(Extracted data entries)
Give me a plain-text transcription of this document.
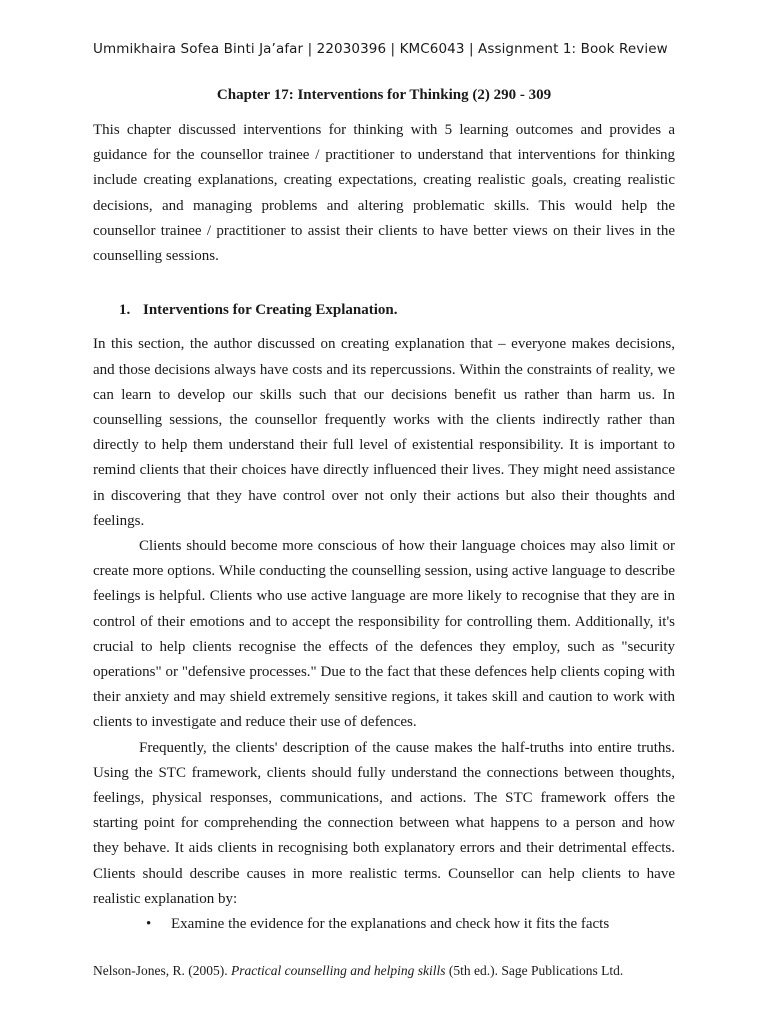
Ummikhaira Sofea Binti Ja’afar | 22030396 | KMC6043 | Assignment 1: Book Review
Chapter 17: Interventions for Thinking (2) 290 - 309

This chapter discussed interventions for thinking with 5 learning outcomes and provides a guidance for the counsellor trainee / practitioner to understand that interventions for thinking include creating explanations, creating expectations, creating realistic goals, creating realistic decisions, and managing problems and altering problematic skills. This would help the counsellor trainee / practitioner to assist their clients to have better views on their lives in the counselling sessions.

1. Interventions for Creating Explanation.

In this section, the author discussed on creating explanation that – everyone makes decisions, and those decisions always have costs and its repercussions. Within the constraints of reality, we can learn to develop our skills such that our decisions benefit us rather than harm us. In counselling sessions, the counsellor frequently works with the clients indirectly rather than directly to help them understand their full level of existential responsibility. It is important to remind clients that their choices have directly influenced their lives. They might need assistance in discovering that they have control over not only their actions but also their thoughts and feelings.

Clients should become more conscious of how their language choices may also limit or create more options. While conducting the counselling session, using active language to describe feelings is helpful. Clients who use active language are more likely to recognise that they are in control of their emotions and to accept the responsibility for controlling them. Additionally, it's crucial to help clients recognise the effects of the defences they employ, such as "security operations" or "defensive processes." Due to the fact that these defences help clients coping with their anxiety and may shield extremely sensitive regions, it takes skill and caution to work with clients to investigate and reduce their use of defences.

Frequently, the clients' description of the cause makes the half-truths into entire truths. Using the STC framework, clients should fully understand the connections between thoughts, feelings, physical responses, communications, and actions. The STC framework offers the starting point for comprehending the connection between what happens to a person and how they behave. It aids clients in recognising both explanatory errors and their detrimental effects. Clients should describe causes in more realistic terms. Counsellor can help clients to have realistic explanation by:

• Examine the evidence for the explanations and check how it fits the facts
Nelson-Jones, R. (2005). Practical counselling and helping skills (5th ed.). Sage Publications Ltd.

◆ **INSTRUCTIONS FOR THE TASK**
Leave out the pictures and transcribe everything else exactly.

◆ **SOLUTION**
Give me a plain-text transcription of this document.
Ummikhaira Sofea Binti Ja’afar | 22030396 | KMC6043 | Assignment 1: Book Review
Chapter 17: Interventions for Thinking (2) 290 - 309

This chapter discussed interventions for thinking with 5 learning outcomes and provides a guidance for the counsellor trainee / practitioner to understand that interventions for thinking include creating explanations, creating expectations, creating realistic goals, creating realistic decisions, and managing problems and altering problematic skills. This would help the counsellor trainee / practitioner to assist their clients to have better views on their lives in the counselling sessions.

1. Interventions for Creating Explanation.

In this section, the author discussed on creating explanation that – everyone makes decisions, and those decisions always have costs and its repercussions. Within the constraints of reality, we can learn to develop our skills such that our decisions benefit us rather than harm us. In counselling sessions, the counsellor frequently works with the clients indirectly rather than directly to help them understand their full level of existential responsibility. It is important to remind clients that their choices have directly influenced their lives. They might need assistance in discovering that they have control over not only their actions but also their thoughts and feelings.

Clients should become more conscious of how their language choices may also limit or create more options. While conducting the counselling session, using active language to describe feelings is helpful. Clients who use active language are more likely to recognise that they are in control of their emotions and to accept the responsibility for controlling them. Additionally, it's crucial to help clients recognise the effects of the defences they employ, such as "security operations" or "defensive processes." Due to the fact that these defences help clients coping with their anxiety and may shield extremely sensitive regions, it takes skill and caution to work with clients to investigate and reduce their use of defences.

Frequently, the clients' description of the cause makes the half-truths into entire truths. Using the STC framework, clients should fully understand the connections between thoughts, feelings, physical responses, communications, and actions. The STC framework offers the starting point for comprehending the connection between what happens to a person and how they behave. It aids clients in recognising both explanatory errors and their detrimental effects. Clients should describe causes in more realistic terms. Counsellor can help clients to have realistic explanation by:

• Examine the evidence for the explanations and check how it fits the facts
Nelson-Jones, R. (2005). Practical counselling and helping skills (5th ed.). Sage Publications Ltd.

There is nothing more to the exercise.